Goal of the exercise:
Retype every entry word for word.

Given information:

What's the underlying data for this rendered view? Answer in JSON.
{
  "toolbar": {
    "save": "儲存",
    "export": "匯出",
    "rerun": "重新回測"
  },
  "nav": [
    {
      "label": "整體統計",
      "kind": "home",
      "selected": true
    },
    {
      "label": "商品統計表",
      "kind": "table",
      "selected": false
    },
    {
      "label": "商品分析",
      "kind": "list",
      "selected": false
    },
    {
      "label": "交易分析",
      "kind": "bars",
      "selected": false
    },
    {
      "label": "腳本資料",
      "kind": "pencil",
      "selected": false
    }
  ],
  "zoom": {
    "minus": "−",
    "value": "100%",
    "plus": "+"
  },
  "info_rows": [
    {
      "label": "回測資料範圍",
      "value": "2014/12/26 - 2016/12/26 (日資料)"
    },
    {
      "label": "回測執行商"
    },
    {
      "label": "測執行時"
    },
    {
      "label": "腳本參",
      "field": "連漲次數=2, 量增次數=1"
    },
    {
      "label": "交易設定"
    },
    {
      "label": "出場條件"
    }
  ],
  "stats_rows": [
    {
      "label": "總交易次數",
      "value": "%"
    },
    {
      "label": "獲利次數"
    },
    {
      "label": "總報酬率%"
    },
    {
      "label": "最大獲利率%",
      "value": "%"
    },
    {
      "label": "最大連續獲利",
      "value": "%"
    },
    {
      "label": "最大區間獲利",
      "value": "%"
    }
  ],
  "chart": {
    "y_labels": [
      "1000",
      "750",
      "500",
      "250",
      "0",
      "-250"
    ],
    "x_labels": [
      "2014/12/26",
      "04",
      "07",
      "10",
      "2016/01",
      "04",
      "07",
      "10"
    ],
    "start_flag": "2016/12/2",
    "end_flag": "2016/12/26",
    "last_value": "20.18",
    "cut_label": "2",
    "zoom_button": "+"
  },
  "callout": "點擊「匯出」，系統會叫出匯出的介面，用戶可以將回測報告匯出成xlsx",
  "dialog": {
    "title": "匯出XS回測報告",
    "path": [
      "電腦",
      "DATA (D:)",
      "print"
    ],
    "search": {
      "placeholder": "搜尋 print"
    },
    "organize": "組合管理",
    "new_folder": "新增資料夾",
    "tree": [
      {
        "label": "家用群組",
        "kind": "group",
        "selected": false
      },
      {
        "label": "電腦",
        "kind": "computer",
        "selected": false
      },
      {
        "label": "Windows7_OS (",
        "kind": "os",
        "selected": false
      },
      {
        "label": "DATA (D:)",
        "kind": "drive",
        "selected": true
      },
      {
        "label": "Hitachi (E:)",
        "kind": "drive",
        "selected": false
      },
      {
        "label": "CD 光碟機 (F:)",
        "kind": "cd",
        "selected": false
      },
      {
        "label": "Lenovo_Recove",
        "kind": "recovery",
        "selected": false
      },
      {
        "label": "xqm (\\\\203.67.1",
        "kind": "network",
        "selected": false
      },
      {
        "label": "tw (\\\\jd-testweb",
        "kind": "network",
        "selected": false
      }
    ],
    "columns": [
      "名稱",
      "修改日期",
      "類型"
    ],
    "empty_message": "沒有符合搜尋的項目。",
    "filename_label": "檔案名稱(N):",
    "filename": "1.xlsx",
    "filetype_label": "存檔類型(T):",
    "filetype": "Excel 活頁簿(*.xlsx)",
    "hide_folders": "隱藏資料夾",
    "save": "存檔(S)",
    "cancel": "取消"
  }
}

Result of this exercise:
What's the underlying data for this rendered view? Answer in JSON.
{
  "toolbar": {
    "save": "儲存",
    "export": "匯出",
    "rerun": "重新回測"
  },
  "nav": [
    {
      "label": "整體統計",
      "kind": "home",
      "selected": true
    },
    {
      "label": "商品統計表",
      "kind": "table",
      "selected": false
    },
    {
      "label": "商品分析",
      "kind": "list",
      "selected": false
    },
    {
      "label": "交易分析",
      "kind": "bars",
      "selected": false
    },
    {
      "label": "腳本資料",
      "kind": "pencil",
      "selected": false
    }
  ],
  "zoom": {
    "minus": "−",
    "value": "100%",
    "plus": "+"
  },
  "info_rows": [
    {
      "label": "回測資料範圍",
      "value": "2014/12/26 - 2016/12/26 (日資料)"
    },
    {
      "label": "回測執行商"
    },
    {
      "label": "測執行時"
    },
    {
      "label": "腳本參",
      "field": "連漲次數=2, 量增次數=1"
    },
    {
      "label": "交易設定"
    },
    {
      "label": "出場條件"
    }
  ],
  "stats_rows": [
    {
      "label": "總交易次數",
      "value": "%"
    },
    {
      "label": "獲利次數"
    },
    {
      "label": "總報酬率%"
    },
    {
      "label": "最大獲利率%",
      "value": "%"
    },
    {
      "label": "最大連續獲利",
      "value": "%"
    },
    {
      "label": "最大區間獲利",
      "value": "%"
    }
  ],
  "chart": {
    "y_labels": [
      "1000",
      "750",
      "500",
      "250",
      "0",
      "-250"
    ],
    "x_labels": [
      "2014/12/26",
      "04",
      "07",
      "10",
      "2016/01",
      "04",
      "07",
      "10"
    ],
    "start_flag": "2016/12/2",
    "end_flag": "2016/12/26",
    "last_value": "20.18",
    "cut_label": "2",
    "zoom_button": "+"
  },
  "callout": "點擊「匯出」，系統會叫出匯出的介面，用戶可以將回測報告匯出成xlsx",
  "dialog": {
    "title": "匯出XS回測報告",
    "path": [
      "電腦",
      "DATA (D:)",
      "print"
    ],
    "search": {
      "placeholder": "搜尋 print"
    },
    "organize": "組合管理",
    "new_folder": "新增資料夾",
    "tree": [
      {
        "label": "家用群組",
        "kind": "group",
        "selected": false
      },
      {
        "label": "電腦",
        "kind": "computer",
        "selected": false
      },
      {
        "label": "Windows7_OS (",
        "kind": "os",
        "selected": false
      },
      {
        "label": "DATA (D:)",
        "kind": "drive",
        "selected": true
      },
      {
        "label": "Hitachi (E:)",
        "kind": "drive",
        "selected": false
      },
      {
        "label": "CD 光碟機 (F:)",
        "kind": "cd",
        "selected": false
      },
      {
        "label": "Lenovo_Recove",
        "kind": "recovery",
        "selected": false
      },
      {
        "label": "xqm (\\\\203.67.1",
        "kind": "network",
        "selected": false
      },
      {
        "label": "tw (\\\\jd-testweb",
        "kind": "network",
        "selected": false
      }
    ],
    "columns": [
      "名稱",
      "修改日期",
      "類型"
    ],
    "empty_message": "沒有符合搜尋的項目。",
    "filename_label": "檔案名稱(N):",
    "filename": "1.xlsx",
    "filetype_label": "存檔類型(T):",
    "filetype": "Excel 活頁簿(*.xlsx)",
    "hide_folders": "隱藏資料夾",
    "save": "存檔(S)",
    "cancel": "取消"
  }
}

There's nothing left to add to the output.